§ **Dataset entries**:
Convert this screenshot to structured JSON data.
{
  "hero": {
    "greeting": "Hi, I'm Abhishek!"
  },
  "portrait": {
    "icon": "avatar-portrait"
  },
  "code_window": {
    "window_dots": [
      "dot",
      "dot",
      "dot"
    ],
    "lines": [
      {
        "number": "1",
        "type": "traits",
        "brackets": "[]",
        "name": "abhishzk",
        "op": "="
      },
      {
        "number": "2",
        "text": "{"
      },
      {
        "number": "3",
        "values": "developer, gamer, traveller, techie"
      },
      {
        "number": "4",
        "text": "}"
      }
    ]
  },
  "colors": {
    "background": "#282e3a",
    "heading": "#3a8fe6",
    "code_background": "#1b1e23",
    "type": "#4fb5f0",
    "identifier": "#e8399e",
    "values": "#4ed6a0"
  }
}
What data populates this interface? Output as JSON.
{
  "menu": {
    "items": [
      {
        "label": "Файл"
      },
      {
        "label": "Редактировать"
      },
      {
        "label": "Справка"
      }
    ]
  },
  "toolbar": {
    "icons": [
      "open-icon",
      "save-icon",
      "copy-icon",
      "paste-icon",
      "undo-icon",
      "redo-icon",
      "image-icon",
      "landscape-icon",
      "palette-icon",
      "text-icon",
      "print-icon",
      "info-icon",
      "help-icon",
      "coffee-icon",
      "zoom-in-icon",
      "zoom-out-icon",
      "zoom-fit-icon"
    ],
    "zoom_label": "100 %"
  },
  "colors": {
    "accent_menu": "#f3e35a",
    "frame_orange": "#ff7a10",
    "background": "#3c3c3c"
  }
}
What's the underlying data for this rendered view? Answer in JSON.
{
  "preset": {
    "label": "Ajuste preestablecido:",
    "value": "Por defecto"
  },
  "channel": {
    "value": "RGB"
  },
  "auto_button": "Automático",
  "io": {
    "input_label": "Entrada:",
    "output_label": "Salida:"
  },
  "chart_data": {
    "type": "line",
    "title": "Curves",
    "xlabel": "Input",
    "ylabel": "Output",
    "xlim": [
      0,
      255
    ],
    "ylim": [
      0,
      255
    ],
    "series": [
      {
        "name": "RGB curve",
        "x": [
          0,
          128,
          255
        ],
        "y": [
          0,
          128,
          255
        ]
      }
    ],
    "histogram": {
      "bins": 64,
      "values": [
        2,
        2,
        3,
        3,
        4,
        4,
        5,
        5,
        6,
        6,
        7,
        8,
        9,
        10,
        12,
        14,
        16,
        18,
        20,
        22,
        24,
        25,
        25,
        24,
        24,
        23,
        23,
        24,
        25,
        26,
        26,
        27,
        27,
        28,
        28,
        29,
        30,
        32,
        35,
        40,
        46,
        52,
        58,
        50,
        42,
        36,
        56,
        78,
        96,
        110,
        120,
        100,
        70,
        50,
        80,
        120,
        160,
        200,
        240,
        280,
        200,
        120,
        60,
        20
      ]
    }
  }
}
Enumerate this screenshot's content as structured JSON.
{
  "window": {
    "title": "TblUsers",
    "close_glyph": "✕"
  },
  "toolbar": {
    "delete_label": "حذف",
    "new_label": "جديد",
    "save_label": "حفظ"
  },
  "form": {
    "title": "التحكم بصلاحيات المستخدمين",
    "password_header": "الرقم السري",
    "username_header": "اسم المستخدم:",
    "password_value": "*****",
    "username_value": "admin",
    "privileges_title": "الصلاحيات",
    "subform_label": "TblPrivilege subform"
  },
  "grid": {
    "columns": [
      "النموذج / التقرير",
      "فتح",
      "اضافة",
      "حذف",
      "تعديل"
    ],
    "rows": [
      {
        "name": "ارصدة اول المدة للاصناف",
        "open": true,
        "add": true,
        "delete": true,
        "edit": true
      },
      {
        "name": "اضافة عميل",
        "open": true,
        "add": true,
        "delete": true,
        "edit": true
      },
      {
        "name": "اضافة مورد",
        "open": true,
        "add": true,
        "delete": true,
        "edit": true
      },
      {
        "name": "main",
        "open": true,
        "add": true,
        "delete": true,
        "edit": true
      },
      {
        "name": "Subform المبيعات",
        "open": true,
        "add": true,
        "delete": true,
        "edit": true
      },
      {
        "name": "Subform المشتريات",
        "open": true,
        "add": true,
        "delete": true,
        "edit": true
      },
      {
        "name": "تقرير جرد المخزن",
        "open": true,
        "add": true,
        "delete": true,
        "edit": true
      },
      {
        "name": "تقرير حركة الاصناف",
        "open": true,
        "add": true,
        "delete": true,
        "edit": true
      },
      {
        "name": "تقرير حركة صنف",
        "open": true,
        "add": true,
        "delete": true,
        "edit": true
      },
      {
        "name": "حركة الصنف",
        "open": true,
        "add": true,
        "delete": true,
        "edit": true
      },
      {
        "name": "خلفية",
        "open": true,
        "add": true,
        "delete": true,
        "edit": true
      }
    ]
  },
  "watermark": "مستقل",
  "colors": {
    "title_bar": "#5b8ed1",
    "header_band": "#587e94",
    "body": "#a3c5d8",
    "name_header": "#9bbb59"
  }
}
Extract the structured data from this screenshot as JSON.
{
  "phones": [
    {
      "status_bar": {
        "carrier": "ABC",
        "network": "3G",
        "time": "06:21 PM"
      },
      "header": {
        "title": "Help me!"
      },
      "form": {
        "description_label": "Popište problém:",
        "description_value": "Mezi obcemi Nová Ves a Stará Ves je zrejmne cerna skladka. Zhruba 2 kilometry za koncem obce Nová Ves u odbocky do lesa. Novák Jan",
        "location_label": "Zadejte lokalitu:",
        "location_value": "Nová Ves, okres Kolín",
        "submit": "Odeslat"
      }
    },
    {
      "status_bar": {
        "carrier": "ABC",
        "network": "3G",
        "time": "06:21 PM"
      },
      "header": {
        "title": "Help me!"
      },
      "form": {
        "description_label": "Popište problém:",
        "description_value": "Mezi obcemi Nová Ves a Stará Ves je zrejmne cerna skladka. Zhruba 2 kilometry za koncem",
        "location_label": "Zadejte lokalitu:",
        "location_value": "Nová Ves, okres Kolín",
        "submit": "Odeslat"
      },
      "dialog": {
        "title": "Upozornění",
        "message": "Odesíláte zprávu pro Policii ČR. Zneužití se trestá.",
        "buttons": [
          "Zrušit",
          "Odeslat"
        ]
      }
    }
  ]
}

§ **Task**: The records above should be repeated in full, exactly as given.

§ **Expected answer**:
Convert this screenshot to structured JSON data.
{
  "hero": {
    "greeting": "Hi, I'm Abhishek!"
  },
  "portrait": {
    "icon": "avatar-portrait"
  },
  "code_window": {
    "window_dots": [
      "dot",
      "dot",
      "dot"
    ],
    "lines": [
      {
        "number": "1",
        "type": "traits",
        "brackets": "[]",
        "name": "abhishzk",
        "op": "="
      },
      {
        "number": "2",
        "text": "{"
      },
      {
        "number": "3",
        "values": "developer, gamer, traveller, techie"
      },
      {
        "number": "4",
        "text": "}"
      }
    ]
  },
  "colors": {
    "background": "#282e3a",
    "heading": "#3a8fe6",
    "code_background": "#1b1e23",
    "type": "#4fb5f0",
    "identifier": "#e8399e",
    "values": "#4ed6a0"
  }
}
What data populates this interface? Output as JSON.
{
  "menu": {
    "items": [
      {
        "label": "Файл"
      },
      {
        "label": "Редактировать"
      },
      {
        "label": "Справка"
      }
    ]
  },
  "toolbar": {
    "icons": [
      "open-icon",
      "save-icon",
      "copy-icon",
      "paste-icon",
      "undo-icon",
      "redo-icon",
      "image-icon",
      "landscape-icon",
      "palette-icon",
      "text-icon",
      "print-icon",
      "info-icon",
      "help-icon",
      "coffee-icon",
      "zoom-in-icon",
      "zoom-out-icon",
      "zoom-fit-icon"
    ],
    "zoom_label": "100 %"
  },
  "colors": {
    "accent_menu": "#f3e35a",
    "frame_orange": "#ff7a10",
    "background": "#3c3c3c"
  }
}
What's the underlying data for this rendered view? Answer in JSON.
{
  "preset": {
    "label": "Ajuste preestablecido:",
    "value": "Por defecto"
  },
  "channel": {
    "value": "RGB"
  },
  "auto_button": "Automático",
  "io": {
    "input_label": "Entrada:",
    "output_label": "Salida:"
  },
  "chart_data": {
    "type": "line",
    "title": "Curves",
    "xlabel": "Input",
    "ylabel": "Output",
    "xlim": [
      0,
      255
    ],
    "ylim": [
      0,
      255
    ],
    "series": [
      {
        "name": "RGB curve",
        "x": [
          0,
          128,
          255
        ],
        "y": [
          0,
          128,
          255
        ]
      }
    ],
    "histogram": {
      "bins": 64,
      "values": [
        2,
        2,
        3,
        3,
        4,
        4,
        5,
        5,
        6,
        6,
        7,
        8,
        9,
        10,
        12,
        14,
        16,
        18,
        20,
        22,
        24,
        25,
        25,
        24,
        24,
        23,
        23,
        24,
        25,
        26,
        26,
        27,
        27,
        28,
        28,
        29,
        30,
        32,
        35,
        40,
        46,
        52,
        58,
        50,
        42,
        36,
        56,
        78,
        96,
        110,
        120,
        100,
        70,
        50,
        80,
        120,
        160,
        200,
        240,
        280,
        200,
        120,
        60,
        20
      ]
    }
  }
}
Enumerate this screenshot's content as structured JSON.
{
  "window": {
    "title": "TblUsers",
    "close_glyph": "✕"
  },
  "toolbar": {
    "delete_label": "حذف",
    "new_label": "جديد",
    "save_label": "حفظ"
  },
  "form": {
    "title": "التحكم بصلاحيات المستخدمين",
    "password_header": "الرقم السري",
    "username_header": "اسم المستخدم:",
    "password_value": "*****",
    "username_value": "admin",
    "privileges_title": "الصلاحيات",
    "subform_label": "TblPrivilege subform"
  },
  "grid": {
    "columns": [
      "النموذج / التقرير",
      "فتح",
      "اضافة",
      "حذف",
      "تعديل"
    ],
    "rows": [
      {
        "name": "ارصدة اول المدة للاصناف",
        "open": true,
        "add": true,
        "delete": true,
        "edit": true
      },
      {
        "name": "اضافة عميل",
        "open": true,
        "add": true,
        "delete": true,
        "edit": true
      },
      {
        "name": "اضافة مورد",
        "open": true,
        "add": true,
        "delete": true,
        "edit": true
      },
      {
        "name": "main",
        "open": true,
        "add": true,
        "delete": true,
        "edit": true
      },
      {
        "name": "Subform المبيعات",
        "open": true,
        "add": true,
        "delete": true,
        "edit": true
      },
      {
        "name": "Subform المشتريات",
        "open": true,
        "add": true,
        "delete": true,
        "edit": true
      },
      {
        "name": "تقرير جرد المخزن",
        "open": true,
        "add": true,
        "delete": true,
        "edit": true
      },
      {
        "name": "تقرير حركة الاصناف",
        "open": true,
        "add": true,
        "delete": true,
        "edit": true
      },
      {
        "name": "تقرير حركة صنف",
        "open": true,
        "add": true,
        "delete": true,
        "edit": true
      },
      {
        "name": "حركة الصنف",
        "open": true,
        "add": true,
        "delete": true,
        "edit": true
      },
      {
        "name": "خلفية",
        "open": true,
        "add": true,
        "delete": true,
        "edit": true
      }
    ]
  },
  "watermark": "مستقل",
  "colors": {
    "title_bar": "#5b8ed1",
    "header_band": "#587e94",
    "body": "#a3c5d8",
    "name_header": "#9bbb59"
  }
}
Extract the structured data from this screenshot as JSON.
{
  "phones": [
    {
      "status_bar": {
        "carrier": "ABC",
        "network": "3G",
        "time": "06:21 PM"
      },
      "header": {
        "title": "Help me!"
      },
      "form": {
        "description_label": "Popište problém:",
        "description_value": "Mezi obcemi Nová Ves a Stará Ves je zrejmne cerna skladka. Zhruba 2 kilometry za koncem obce Nová Ves u odbocky do lesa. Novák Jan",
        "location_label": "Zadejte lokalitu:",
        "location_value": "Nová Ves, okres Kolín",
        "submit": "Odeslat"
      }
    },
    {
      "status_bar": {
        "carrier": "ABC",
        "network": "3G",
        "time": "06:21 PM"
      },
      "header": {
        "title": "Help me!"
      },
      "form": {
        "description_label": "Popište problém:",
        "description_value": "Mezi obcemi Nová Ves a Stará Ves je zrejmne cerna skladka. Zhruba 2 kilometry za koncem",
        "location_label": "Zadejte lokalitu:",
        "location_value": "Nová Ves, okres Kolín",
        "submit": "Odeslat"
      },
      "dialog": {
        "title": "Upozornění",
        "message": "Odesíláte zprávu pro Policii ČR. Zneužití se trestá.",
        "buttons": [
          "Zrušit",
          "Odeslat"
        ]
      }
    }
  ]
}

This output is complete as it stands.